### Goal of the exercise:
Pull every line of the entries that has the word "Подпрограмма".

### Records supplied:
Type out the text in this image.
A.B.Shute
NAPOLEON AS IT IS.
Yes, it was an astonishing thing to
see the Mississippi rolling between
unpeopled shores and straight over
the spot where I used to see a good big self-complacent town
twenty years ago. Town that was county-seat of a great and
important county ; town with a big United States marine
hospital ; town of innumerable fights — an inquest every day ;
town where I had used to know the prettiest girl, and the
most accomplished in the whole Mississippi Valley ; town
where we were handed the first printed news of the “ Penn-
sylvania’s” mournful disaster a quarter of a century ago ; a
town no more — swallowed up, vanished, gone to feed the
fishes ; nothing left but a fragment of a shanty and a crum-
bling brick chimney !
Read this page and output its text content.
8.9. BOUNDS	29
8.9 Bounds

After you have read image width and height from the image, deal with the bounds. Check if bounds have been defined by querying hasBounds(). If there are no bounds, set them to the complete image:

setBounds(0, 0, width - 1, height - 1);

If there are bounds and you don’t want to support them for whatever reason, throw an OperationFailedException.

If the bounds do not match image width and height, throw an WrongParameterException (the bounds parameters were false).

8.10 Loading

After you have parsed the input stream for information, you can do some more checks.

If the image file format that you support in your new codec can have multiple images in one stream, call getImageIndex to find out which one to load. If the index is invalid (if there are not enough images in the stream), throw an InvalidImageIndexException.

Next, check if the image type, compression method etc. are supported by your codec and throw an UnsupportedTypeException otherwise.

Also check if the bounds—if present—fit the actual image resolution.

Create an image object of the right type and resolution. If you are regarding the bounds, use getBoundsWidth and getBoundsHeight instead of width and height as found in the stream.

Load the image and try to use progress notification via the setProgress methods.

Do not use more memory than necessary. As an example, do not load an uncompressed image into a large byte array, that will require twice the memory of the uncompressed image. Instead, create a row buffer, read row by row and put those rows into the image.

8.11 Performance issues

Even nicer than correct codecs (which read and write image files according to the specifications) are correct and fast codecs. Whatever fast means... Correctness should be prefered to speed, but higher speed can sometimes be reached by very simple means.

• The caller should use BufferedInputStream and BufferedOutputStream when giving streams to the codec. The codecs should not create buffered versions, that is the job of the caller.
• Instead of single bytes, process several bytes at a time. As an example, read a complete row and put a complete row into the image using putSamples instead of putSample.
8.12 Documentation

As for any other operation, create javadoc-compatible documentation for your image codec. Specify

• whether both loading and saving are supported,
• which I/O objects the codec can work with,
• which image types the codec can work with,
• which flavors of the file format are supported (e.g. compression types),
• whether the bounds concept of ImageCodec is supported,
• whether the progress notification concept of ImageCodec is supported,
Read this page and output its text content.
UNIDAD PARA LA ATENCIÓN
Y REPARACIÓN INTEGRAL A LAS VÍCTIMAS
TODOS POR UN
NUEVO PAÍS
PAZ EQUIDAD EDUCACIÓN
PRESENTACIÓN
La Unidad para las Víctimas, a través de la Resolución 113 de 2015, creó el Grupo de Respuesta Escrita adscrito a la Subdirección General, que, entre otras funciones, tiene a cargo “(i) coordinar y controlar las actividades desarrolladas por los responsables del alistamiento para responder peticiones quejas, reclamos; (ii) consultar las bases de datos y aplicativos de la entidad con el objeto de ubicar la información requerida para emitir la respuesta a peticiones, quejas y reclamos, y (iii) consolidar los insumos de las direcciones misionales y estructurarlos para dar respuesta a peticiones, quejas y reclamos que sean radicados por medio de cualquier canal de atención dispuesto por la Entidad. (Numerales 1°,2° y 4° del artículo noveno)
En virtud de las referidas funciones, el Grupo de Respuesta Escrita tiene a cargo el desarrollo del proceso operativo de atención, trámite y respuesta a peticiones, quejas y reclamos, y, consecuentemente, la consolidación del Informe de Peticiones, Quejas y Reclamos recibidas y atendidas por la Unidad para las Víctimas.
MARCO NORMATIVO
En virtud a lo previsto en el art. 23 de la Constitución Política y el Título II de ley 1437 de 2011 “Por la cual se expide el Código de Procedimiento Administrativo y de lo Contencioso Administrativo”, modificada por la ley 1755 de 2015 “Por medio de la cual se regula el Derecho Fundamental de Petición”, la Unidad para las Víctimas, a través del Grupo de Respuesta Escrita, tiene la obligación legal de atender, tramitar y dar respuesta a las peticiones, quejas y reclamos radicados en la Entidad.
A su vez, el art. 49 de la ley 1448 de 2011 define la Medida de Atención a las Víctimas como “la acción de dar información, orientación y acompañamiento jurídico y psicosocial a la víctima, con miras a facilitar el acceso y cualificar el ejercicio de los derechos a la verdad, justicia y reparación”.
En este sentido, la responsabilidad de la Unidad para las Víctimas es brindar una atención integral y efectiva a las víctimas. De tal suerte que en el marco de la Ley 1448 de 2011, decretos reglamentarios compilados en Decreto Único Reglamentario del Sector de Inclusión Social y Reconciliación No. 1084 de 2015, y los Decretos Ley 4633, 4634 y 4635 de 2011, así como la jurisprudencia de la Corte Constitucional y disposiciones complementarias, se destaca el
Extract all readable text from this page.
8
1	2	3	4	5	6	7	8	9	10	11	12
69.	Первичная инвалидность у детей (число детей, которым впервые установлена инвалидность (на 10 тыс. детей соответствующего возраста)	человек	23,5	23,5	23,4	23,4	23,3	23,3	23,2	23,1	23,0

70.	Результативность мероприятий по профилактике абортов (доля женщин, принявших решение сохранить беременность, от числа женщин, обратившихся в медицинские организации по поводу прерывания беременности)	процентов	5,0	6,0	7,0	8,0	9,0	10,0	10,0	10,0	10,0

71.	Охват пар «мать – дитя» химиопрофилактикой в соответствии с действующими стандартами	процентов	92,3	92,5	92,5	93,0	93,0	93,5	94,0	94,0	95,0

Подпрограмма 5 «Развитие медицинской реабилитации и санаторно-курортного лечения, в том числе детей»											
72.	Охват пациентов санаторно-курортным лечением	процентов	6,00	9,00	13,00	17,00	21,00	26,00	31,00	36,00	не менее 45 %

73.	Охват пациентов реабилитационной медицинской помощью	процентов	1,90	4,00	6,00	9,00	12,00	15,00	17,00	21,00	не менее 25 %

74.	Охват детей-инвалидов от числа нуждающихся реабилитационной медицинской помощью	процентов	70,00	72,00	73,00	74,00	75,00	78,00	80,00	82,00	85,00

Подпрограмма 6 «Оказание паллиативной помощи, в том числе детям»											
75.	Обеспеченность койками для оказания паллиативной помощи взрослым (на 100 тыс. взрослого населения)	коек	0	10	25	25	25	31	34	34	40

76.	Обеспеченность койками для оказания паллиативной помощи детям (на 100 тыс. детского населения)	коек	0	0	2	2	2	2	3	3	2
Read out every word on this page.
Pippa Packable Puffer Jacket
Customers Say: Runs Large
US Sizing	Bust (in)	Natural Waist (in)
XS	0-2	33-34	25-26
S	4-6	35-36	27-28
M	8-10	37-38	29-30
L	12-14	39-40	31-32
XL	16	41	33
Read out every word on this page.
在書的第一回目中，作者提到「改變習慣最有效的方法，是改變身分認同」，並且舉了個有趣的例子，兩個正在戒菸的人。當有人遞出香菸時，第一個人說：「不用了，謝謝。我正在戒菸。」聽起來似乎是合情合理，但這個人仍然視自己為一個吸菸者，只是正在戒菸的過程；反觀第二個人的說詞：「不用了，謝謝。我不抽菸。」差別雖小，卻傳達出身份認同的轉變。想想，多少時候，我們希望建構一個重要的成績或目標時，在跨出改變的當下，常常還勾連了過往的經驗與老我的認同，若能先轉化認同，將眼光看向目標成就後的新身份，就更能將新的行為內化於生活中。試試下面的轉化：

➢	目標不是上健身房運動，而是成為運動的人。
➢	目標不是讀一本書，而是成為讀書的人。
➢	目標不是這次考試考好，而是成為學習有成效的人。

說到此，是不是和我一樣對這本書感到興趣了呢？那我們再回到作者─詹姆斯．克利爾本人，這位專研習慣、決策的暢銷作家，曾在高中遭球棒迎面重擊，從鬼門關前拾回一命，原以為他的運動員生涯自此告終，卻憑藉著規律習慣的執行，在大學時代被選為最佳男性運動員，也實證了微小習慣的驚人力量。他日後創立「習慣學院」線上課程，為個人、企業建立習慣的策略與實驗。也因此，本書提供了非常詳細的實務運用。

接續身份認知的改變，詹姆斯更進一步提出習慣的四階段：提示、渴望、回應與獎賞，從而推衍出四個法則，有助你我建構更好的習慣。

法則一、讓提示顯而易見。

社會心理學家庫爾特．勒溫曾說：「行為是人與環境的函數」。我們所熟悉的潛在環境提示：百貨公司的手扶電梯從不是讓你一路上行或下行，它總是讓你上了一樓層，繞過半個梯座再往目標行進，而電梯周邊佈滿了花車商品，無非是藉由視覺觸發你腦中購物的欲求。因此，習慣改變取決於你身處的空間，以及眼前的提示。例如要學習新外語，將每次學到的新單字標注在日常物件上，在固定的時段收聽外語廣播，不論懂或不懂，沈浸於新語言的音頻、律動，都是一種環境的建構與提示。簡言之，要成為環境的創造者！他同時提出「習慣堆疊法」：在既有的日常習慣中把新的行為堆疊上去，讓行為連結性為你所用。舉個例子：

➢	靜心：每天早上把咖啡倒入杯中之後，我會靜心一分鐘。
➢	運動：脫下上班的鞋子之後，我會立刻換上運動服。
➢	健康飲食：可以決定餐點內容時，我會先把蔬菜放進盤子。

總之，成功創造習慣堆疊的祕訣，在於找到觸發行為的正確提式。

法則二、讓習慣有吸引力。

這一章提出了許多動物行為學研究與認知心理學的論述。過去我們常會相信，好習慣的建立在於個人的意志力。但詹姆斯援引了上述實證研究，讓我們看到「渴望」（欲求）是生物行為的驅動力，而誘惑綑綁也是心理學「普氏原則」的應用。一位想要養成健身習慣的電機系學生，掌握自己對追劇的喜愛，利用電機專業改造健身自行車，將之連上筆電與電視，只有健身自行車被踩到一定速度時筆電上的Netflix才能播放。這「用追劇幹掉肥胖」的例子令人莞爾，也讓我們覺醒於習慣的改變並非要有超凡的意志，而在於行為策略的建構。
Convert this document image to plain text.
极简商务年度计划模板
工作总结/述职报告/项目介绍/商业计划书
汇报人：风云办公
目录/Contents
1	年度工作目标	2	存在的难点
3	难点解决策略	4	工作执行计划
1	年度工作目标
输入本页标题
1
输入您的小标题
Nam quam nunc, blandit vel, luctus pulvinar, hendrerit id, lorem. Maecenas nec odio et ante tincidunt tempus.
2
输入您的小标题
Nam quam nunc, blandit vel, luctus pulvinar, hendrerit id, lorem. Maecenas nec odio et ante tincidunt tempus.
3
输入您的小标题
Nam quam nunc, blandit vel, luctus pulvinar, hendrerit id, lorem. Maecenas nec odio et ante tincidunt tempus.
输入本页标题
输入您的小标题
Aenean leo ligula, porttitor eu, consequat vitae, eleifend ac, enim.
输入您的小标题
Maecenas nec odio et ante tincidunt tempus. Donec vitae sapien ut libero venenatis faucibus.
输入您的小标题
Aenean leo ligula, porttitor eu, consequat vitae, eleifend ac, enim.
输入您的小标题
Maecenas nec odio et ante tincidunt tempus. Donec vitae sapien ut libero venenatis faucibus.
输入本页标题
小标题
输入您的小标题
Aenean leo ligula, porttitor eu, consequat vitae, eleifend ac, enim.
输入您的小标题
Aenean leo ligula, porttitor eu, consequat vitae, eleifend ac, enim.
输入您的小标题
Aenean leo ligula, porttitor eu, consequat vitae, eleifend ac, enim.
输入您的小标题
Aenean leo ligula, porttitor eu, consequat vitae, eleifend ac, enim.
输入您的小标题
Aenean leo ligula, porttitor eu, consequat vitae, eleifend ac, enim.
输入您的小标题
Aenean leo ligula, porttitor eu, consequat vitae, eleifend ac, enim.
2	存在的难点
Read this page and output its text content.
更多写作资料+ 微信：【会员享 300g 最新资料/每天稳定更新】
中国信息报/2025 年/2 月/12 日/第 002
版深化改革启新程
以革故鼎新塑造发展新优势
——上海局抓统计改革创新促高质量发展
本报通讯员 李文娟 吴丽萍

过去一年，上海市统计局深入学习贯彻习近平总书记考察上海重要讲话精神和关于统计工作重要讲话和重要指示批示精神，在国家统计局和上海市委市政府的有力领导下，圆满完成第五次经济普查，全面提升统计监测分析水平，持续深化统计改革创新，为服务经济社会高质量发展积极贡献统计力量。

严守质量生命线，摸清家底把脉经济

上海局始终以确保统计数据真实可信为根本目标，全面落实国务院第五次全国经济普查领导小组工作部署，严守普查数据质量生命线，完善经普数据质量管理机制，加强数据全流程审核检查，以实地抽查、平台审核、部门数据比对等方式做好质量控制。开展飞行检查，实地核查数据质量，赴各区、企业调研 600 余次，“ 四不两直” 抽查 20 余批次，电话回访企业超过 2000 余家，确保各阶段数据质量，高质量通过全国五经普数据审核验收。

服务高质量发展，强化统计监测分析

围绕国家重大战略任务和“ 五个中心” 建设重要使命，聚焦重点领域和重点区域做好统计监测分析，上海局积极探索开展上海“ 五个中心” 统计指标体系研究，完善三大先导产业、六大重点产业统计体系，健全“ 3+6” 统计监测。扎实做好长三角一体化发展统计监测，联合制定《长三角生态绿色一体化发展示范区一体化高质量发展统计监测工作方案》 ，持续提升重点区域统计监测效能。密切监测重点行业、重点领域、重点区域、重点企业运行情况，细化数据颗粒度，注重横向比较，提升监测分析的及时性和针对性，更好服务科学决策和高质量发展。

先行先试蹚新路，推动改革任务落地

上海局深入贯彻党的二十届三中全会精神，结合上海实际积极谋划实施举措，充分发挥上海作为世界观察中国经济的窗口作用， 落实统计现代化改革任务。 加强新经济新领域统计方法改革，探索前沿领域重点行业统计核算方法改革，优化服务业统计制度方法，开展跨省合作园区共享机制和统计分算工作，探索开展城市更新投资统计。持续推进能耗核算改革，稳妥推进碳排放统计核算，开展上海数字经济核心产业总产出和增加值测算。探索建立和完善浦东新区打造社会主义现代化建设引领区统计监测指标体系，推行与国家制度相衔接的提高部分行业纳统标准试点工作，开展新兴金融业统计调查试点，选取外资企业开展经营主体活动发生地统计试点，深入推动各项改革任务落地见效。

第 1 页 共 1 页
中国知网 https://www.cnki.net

### Final result:
Подпрограмма 5 «Развитие медицинской реабилитации и санаторно-курортного лечения, в том числе детей»											
Подпрограмма 6 «Оказание паллиативной помощи, в том числе детям»											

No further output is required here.